■ WHAT IS NEEDED:
Within the records, how many lines hold the word "tersebut"? State that number alone.

■ ENTRIES PROVIDED:
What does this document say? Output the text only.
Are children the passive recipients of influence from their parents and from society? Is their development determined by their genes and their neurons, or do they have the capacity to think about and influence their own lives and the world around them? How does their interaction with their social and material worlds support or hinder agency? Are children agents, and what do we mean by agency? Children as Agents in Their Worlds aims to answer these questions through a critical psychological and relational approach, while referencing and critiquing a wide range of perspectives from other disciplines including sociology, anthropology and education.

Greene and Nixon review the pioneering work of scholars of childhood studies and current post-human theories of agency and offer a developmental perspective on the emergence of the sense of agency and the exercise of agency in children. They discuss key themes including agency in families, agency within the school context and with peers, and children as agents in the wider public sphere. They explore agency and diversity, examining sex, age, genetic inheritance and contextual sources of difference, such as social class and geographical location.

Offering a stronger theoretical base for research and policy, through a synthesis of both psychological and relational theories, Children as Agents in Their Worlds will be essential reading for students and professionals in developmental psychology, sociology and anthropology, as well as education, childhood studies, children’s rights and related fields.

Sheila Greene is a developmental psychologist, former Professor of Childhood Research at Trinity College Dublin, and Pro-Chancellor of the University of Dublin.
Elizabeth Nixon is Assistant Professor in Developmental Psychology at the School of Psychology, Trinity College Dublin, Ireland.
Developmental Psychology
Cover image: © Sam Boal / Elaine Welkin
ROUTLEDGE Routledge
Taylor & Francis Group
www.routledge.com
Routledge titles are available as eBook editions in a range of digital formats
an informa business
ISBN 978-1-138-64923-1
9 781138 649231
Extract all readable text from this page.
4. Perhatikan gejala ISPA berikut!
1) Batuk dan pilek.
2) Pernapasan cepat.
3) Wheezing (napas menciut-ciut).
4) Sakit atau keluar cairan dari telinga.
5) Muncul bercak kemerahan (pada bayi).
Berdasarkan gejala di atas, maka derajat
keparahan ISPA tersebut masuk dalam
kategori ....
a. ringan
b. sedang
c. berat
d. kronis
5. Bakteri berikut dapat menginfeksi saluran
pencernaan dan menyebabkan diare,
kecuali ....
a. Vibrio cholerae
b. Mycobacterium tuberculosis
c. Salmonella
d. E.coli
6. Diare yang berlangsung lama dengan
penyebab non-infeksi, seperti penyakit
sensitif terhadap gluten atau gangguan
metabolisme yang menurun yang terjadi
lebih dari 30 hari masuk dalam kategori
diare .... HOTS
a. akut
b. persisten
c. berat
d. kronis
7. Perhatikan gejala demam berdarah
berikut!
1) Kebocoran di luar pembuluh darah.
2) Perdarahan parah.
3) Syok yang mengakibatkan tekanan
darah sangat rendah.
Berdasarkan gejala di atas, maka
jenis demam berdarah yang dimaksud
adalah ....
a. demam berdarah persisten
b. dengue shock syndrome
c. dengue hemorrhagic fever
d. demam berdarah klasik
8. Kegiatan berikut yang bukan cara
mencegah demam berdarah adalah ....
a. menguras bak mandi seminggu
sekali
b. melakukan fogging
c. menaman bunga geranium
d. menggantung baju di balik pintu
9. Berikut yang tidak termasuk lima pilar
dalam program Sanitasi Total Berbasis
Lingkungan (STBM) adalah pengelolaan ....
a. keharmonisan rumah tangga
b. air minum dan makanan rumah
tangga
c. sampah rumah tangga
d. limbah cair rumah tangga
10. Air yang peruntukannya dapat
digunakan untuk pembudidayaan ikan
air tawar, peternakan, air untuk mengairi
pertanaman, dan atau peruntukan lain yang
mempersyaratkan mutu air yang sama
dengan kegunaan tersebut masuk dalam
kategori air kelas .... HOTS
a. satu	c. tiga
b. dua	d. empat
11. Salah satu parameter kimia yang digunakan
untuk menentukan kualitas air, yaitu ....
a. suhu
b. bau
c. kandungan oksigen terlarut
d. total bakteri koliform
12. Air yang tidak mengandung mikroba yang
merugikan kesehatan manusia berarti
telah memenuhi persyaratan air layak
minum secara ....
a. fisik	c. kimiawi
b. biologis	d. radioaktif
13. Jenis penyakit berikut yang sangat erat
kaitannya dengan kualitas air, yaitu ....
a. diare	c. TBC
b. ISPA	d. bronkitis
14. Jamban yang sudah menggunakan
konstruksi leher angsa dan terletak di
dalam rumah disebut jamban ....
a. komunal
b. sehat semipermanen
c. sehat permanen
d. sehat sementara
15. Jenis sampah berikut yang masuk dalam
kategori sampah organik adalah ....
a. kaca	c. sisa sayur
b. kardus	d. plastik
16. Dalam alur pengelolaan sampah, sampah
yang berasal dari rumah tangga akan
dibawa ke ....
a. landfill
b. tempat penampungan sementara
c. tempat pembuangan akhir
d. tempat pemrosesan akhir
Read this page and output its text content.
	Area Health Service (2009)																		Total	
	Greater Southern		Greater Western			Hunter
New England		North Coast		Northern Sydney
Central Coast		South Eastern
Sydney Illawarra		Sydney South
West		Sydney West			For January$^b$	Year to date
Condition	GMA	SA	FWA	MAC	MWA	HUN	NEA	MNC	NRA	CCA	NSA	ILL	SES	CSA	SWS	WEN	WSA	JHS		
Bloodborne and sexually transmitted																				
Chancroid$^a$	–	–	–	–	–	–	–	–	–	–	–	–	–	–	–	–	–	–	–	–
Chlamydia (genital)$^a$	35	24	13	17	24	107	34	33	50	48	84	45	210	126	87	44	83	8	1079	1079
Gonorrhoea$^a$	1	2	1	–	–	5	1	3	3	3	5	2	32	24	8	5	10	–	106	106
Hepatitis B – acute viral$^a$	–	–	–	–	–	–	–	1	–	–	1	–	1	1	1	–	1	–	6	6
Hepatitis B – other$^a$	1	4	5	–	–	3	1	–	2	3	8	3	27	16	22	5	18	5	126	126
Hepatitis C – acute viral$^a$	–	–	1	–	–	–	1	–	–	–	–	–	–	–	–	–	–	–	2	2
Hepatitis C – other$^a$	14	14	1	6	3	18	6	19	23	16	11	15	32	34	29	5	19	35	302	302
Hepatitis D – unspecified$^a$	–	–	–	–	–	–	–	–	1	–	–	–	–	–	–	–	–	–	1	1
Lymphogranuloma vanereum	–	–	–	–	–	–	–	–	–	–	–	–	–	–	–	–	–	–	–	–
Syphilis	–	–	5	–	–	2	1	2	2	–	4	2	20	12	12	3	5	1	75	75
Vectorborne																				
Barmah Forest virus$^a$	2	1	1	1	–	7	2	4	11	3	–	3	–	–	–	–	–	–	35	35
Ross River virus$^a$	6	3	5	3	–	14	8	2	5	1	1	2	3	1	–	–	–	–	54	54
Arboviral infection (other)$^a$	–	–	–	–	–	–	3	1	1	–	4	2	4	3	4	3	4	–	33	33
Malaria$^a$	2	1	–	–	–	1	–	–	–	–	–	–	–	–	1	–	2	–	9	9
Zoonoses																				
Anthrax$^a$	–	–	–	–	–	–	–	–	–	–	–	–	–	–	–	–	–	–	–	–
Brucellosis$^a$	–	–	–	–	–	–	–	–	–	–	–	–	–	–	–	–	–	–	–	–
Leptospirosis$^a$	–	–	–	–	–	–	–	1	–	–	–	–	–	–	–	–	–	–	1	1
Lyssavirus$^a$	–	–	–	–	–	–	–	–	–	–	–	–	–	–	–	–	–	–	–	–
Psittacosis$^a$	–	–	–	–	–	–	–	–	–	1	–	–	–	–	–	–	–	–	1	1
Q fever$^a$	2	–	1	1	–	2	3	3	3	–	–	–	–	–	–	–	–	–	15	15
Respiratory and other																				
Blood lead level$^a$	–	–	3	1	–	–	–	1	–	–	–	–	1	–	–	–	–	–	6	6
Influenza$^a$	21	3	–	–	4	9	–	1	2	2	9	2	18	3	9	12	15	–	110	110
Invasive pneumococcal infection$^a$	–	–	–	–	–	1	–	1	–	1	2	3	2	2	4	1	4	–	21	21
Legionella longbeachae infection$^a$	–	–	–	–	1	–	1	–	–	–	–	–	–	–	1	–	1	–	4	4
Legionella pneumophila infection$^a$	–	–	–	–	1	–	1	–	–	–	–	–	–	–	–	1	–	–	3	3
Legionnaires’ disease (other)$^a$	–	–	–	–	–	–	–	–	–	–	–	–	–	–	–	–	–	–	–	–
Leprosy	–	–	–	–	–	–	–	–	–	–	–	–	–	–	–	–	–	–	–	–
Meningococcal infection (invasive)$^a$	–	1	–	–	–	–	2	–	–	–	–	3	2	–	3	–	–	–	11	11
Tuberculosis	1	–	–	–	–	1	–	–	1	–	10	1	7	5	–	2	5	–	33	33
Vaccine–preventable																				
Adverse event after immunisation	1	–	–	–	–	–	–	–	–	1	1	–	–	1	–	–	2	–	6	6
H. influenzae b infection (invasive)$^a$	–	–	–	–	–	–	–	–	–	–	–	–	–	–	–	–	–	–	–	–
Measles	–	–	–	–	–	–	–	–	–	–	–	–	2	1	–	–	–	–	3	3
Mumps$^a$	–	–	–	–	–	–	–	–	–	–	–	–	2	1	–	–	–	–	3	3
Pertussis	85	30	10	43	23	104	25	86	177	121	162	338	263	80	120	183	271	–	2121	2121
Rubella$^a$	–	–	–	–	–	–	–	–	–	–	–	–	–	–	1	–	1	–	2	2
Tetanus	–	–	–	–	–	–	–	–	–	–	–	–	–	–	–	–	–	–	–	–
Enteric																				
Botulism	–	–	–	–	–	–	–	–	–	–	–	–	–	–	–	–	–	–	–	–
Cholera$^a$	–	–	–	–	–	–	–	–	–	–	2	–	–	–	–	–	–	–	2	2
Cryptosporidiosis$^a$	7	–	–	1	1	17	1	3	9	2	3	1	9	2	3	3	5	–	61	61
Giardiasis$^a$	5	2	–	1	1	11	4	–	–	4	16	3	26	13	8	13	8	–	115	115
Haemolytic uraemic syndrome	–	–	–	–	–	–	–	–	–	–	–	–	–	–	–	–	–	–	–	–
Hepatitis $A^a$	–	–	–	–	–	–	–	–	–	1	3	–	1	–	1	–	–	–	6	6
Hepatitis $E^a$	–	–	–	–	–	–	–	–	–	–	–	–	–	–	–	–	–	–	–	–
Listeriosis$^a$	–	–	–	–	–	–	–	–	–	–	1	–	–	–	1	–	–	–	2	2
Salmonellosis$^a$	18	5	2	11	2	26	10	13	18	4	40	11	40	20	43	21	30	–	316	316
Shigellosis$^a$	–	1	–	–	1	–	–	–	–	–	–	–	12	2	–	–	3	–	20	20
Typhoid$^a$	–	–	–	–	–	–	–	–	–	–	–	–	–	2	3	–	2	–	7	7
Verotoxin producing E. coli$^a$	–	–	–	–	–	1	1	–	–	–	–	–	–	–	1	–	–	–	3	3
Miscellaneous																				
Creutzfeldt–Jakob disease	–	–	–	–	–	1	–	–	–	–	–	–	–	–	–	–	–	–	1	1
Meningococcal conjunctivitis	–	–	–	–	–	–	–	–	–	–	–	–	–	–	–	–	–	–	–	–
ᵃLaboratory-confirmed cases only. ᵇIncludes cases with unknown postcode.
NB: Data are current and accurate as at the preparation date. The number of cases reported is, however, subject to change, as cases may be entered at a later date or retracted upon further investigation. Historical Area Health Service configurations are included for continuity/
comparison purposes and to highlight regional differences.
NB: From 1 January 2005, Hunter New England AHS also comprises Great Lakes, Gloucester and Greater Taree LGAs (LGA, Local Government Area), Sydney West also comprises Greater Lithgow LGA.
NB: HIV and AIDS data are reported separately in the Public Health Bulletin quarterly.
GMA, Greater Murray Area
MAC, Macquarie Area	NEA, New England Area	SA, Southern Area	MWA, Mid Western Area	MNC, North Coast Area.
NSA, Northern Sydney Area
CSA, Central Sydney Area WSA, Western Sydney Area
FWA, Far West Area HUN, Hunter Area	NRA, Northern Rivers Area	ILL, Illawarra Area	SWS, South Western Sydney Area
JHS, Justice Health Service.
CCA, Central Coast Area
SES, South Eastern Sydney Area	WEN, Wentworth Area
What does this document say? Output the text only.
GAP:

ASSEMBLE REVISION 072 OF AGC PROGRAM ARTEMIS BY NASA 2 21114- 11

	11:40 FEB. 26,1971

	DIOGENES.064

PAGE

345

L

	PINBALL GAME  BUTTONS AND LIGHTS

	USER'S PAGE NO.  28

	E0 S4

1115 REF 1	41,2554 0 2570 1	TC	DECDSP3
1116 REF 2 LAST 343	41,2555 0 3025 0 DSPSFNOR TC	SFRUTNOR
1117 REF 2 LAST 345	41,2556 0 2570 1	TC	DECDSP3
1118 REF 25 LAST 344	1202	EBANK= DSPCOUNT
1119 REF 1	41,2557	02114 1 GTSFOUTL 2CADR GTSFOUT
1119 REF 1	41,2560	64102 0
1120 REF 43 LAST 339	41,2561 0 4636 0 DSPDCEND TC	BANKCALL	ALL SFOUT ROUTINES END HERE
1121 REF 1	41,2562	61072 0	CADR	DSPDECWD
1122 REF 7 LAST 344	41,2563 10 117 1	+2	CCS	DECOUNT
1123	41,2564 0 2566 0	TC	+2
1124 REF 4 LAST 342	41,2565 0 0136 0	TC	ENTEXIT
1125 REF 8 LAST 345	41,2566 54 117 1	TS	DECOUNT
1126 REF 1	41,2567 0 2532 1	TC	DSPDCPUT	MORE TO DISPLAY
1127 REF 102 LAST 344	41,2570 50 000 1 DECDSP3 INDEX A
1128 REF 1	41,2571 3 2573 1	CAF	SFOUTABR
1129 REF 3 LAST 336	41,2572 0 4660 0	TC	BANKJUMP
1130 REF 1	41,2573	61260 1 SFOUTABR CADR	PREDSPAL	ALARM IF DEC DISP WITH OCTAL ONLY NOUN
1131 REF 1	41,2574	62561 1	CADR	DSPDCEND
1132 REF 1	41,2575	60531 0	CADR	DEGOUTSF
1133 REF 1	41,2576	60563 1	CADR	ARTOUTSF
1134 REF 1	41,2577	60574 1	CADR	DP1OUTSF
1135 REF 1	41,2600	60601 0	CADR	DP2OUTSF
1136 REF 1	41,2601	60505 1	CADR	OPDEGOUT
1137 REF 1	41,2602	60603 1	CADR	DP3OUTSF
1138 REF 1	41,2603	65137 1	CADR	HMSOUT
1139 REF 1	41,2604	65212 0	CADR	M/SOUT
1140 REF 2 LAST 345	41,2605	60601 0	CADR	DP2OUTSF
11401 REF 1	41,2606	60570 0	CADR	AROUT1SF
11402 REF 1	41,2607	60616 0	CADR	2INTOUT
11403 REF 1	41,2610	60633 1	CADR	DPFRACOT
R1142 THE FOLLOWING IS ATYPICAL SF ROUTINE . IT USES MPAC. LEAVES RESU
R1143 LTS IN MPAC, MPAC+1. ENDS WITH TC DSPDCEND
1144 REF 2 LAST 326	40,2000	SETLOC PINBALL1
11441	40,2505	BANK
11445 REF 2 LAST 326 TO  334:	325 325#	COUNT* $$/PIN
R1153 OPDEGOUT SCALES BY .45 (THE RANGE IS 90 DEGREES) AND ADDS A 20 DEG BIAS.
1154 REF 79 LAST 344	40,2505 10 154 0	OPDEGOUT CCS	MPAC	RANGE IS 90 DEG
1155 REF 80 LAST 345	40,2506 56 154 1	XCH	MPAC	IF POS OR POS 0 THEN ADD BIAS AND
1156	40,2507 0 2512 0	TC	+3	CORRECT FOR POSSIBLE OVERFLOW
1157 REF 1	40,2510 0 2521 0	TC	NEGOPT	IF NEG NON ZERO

■ RESULT FOR THIS EXERCISE:
2